Retype every entry exactly, character for character.

* _Provided material_:
----

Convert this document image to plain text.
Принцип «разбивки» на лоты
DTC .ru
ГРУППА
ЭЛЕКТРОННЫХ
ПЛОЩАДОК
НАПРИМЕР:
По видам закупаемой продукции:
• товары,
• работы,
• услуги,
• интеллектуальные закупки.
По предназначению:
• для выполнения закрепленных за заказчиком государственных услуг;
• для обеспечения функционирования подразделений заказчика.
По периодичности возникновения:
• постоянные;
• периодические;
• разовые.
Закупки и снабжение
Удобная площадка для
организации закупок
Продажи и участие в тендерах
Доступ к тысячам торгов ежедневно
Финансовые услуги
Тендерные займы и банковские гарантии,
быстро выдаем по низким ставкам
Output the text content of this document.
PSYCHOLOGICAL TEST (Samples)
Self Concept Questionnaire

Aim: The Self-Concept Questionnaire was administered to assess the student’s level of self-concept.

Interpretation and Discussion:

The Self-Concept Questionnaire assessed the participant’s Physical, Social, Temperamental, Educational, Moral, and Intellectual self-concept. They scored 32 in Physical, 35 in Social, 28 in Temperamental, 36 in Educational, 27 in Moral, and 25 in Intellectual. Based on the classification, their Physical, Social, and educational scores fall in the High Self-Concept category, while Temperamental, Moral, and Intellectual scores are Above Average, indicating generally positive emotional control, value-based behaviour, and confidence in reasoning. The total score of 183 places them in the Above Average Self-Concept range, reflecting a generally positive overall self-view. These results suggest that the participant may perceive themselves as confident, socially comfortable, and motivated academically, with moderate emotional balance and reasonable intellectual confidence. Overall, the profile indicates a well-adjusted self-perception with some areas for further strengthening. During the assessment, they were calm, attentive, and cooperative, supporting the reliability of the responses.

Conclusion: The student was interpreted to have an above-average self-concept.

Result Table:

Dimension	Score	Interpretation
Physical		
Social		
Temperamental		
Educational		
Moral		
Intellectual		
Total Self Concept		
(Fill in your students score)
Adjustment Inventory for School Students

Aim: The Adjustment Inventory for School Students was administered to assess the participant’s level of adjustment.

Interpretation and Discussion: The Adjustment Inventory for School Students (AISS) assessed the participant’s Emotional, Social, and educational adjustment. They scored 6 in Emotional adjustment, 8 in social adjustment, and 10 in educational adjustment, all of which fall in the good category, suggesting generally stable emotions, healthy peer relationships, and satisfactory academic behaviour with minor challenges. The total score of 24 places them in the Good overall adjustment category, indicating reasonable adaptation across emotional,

----

* _Answer in full_:
Convert this document image to plain text.
Принцип «разбивки» на лоты
DTC .ru
ГРУППА
ЭЛЕКТРОННЫХ
ПЛОЩАДОК
НАПРИМЕР:
По видам закупаемой продукции:
• товары,
• работы,
• услуги,
• интеллектуальные закупки.
По предназначению:
• для выполнения закрепленных за заказчиком государственных услуг;
• для обеспечения функционирования подразделений заказчика.
По периодичности возникновения:
• постоянные;
• периодические;
• разовые.
Закупки и снабжение
Удобная площадка для
организации закупок
Продажи и участие в тендерах
Доступ к тысячам торгов ежедневно
Финансовые услуги
Тендерные займы и банковские гарантии,
быстро выдаем по низким ставкам
Output the text content of this document.
PSYCHOLOGICAL TEST (Samples)
Self Concept Questionnaire

Aim: The Self-Concept Questionnaire was administered to assess the student’s level of self-concept.

Interpretation and Discussion:

The Self-Concept Questionnaire assessed the participant’s Physical, Social, Temperamental, Educational, Moral, and Intellectual self-concept. They scored 32 in Physical, 35 in Social, 28 in Temperamental, 36 in Educational, 27 in Moral, and 25 in Intellectual. Based on the classification, their Physical, Social, and educational scores fall in the High Self-Concept category, while Temperamental, Moral, and Intellectual scores are Above Average, indicating generally positive emotional control, value-based behaviour, and confidence in reasoning. The total score of 183 places them in the Above Average Self-Concept range, reflecting a generally positive overall self-view. These results suggest that the participant may perceive themselves as confident, socially comfortable, and motivated academically, with moderate emotional balance and reasonable intellectual confidence. Overall, the profile indicates a well-adjusted self-perception with some areas for further strengthening. During the assessment, they were calm, attentive, and cooperative, supporting the reliability of the responses.

Conclusion: The student was interpreted to have an above-average self-concept.

Result Table:

Dimension	Score	Interpretation
Physical		
Social		
Temperamental		
Educational		
Moral		
Intellectual		
Total Self Concept		
(Fill in your students score)
Adjustment Inventory for School Students

Aim: The Adjustment Inventory for School Students was administered to assess the participant’s level of adjustment.

Interpretation and Discussion: The Adjustment Inventory for School Students (AISS) assessed the participant’s Emotional, Social, and educational adjustment. They scored 6 in Emotional adjustment, 8 in social adjustment, and 10 in educational adjustment, all of which fall in the good category, suggesting generally stable emotions, healthy peer relationships, and satisfactory academic behaviour with minor challenges. The total score of 24 places them in the Good overall adjustment category, indicating reasonable adaptation across emotional,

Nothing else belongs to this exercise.